## Start

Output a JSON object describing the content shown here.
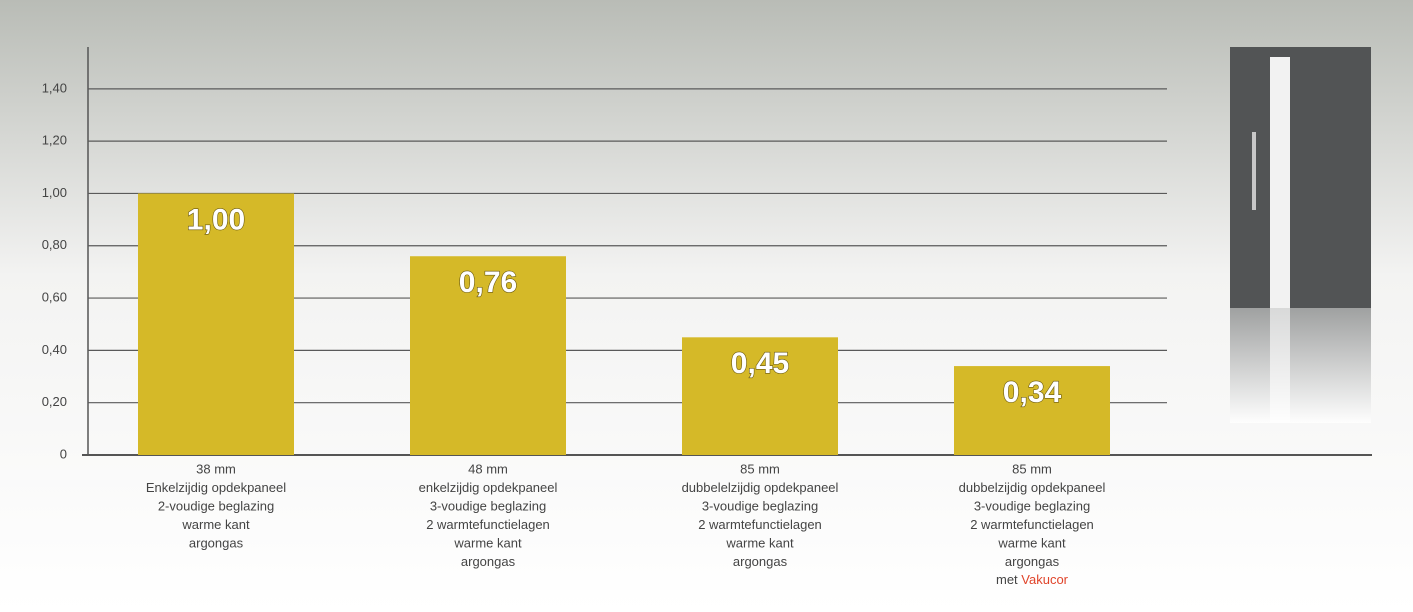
{
  "chart_data": {
    "type": "bar",
    "categories": [
      [
        "38 mm",
        "Enkelzijdig opdekpaneel",
        "2-voudige beglazing",
        "warme kant",
        "argongas"
      ],
      [
        "48 mm",
        "enkelzijdig opdekpaneel",
        "3-voudige beglazing",
        "2 warmtefunctielagen",
        "warme kant",
        "argongas"
      ],
      [
        "85 mm",
        "dubbelelzijdig opdekpaneel",
        "3-voudige beglazing",
        "2 warmtefunctielagen",
        "warme kant",
        "argongas"
      ],
      [
        "85 mm",
        "dubbelzijdig opdekpaneel",
        "3-voudige beglazing",
        "2 warmtefunctielagen",
        "warme kant",
        "argongas",
        [
          "met",
          "Vakucor"
        ]
      ]
    ],
    "values": [
      1.0,
      0.76,
      0.45,
      0.34
    ],
    "value_labels": [
      "1,00",
      "0,76",
      "0,45",
      "0,34"
    ],
    "color": "#d5b928",
    "highlight_color": "#e0442a",
    "ylim": [
      0,
      1.56
    ],
    "yticks": [
      0,
      {
        "value": 0.2,
        "label": "0,20"
      },
      {
        "value": 0.4,
        "label": "0,40"
      },
      {
        "value": 0.6,
        "label": "0,60"
      },
      {
        "value": 0.8,
        "label": "0,80"
      },
      {
        "value": 1.0,
        "label": "1,00"
      },
      {
        "value": 1.2,
        "label": "1,20"
      },
      {
        "value": 1.4,
        "label": "1,40"
      }
    ],
    "grid": true
  }
}
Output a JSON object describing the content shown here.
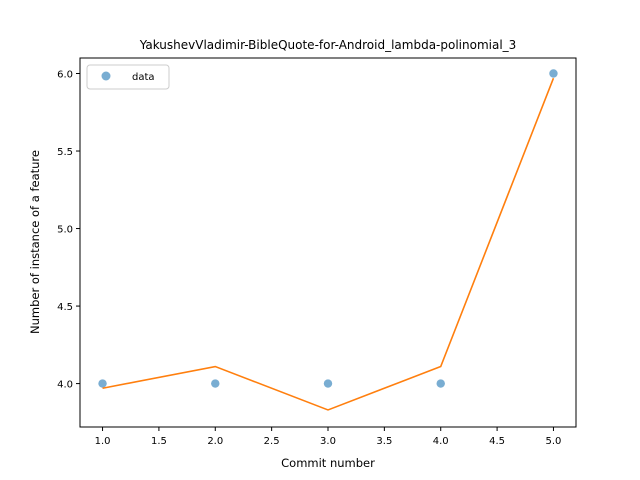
{
  "chart_data": {
    "type": "scatter",
    "title": "YakushevVladimir-BibleQuote-for-Android_lambda-polinomial_3",
    "xlabel": "Commit number",
    "ylabel": "Number of instance of a feature",
    "xlim": [
      0.8,
      5.2
    ],
    "ylim": [
      3.72,
      6.1
    ],
    "xticks": [
      "1.0",
      "1.5",
      "2.0",
      "2.5",
      "3.0",
      "3.5",
      "4.0",
      "4.5",
      "5.0"
    ],
    "yticks": [
      "4.0",
      "4.5",
      "5.0",
      "5.5",
      "6.0"
    ],
    "legend_position": "top-left",
    "series": [
      {
        "name": "data",
        "kind": "scatter",
        "color": "#1f77b4",
        "x": [
          1,
          2,
          3,
          4,
          5
        ],
        "y": [
          4,
          4,
          4,
          4,
          6
        ]
      },
      {
        "kind": "line",
        "color": "#ff7f0e",
        "x": [
          1,
          2,
          3,
          4,
          5
        ],
        "y": [
          3.97,
          4.11,
          3.83,
          4.11,
          5.97
        ]
      }
    ]
  }
}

## End

Word for word, quote the lines above. Omit the pictures.

RESPONSE =>
Output a JSON object describing the content shown here.
{
  "chart_data": {
    "type": "bar",
    "categories": [
      [
        "38 mm",
        "Enkelzijdig opdekpaneel",
        "2-voudige beglazing",
        "warme kant",
        "argongas"
      ],
      [
        "48 mm",
        "enkelzijdig opdekpaneel",
        "3-voudige beglazing",
        "2 warmtefunctielagen",
        "warme kant",
        "argongas"
      ],
      [
        "85 mm",
        "dubbelelzijdig opdekpaneel",
        "3-voudige beglazing",
        "2 warmtefunctielagen",
        "warme kant",
        "argongas"
      ],
      [
        "85 mm",
        "dubbelzijdig opdekpaneel",
        "3-voudige beglazing",
        "2 warmtefunctielagen",
        "warme kant",
        "argongas",
        [
          "met",
          "Vakucor"
        ]
      ]
    ],
    "values": [
      1.0,
      0.76,
      0.45,
      0.34
    ],
    "value_labels": [
      "1,00",
      "0,76",
      "0,45",
      "0,34"
    ],
    "color": "#d5b928",
    "highlight_color": "#e0442a",
    "ylim": [
      0,
      1.56
    ],
    "yticks": [
      0,
      {
        "value": 0.2,
        "label": "0,20"
      },
      {
        "value": 0.4,
        "label": "0,40"
      },
      {
        "value": 0.6,
        "label": "0,60"
      },
      {
        "value": 0.8,
        "label": "0,80"
      },
      {
        "value": 1.0,
        "label": "1,00"
      },
      {
        "value": 1.2,
        "label": "1,20"
      },
      {
        "value": 1.4,
        "label": "1,40"
      }
    ],
    "grid": true
  }
}
Output a JSON object describing the content shown here.
{
  "chart_data": {
    "type": "scatter",
    "title": "YakushevVladimir-BibleQuote-for-Android_lambda-polinomial_3",
    "xlabel": "Commit number",
    "ylabel": "Number of instance of a feature",
    "xlim": [
      0.8,
      5.2
    ],
    "ylim": [
      3.72,
      6.1
    ],
    "xticks": [
      "1.0",
      "1.5",
      "2.0",
      "2.5",
      "3.0",
      "3.5",
      "4.0",
      "4.5",
      "5.0"
    ],
    "yticks": [
      "4.0",
      "4.5",
      "5.0",
      "5.5",
      "6.0"
    ],
    "legend_position": "top-left",
    "series": [
      {
        "name": "data",
        "kind": "scatter",
        "color": "#1f77b4",
        "x": [
          1,
          2,
          3,
          4,
          5
        ],
        "y": [
          4,
          4,
          4,
          4,
          6
        ]
      },
      {
        "kind": "line",
        "color": "#ff7f0e",
        "x": [
          1,
          2,
          3,
          4,
          5
        ],
        "y": [
          3.97,
          4.11,
          3.83,
          4.11,
          5.97
        ]
      }
    ]
  }
}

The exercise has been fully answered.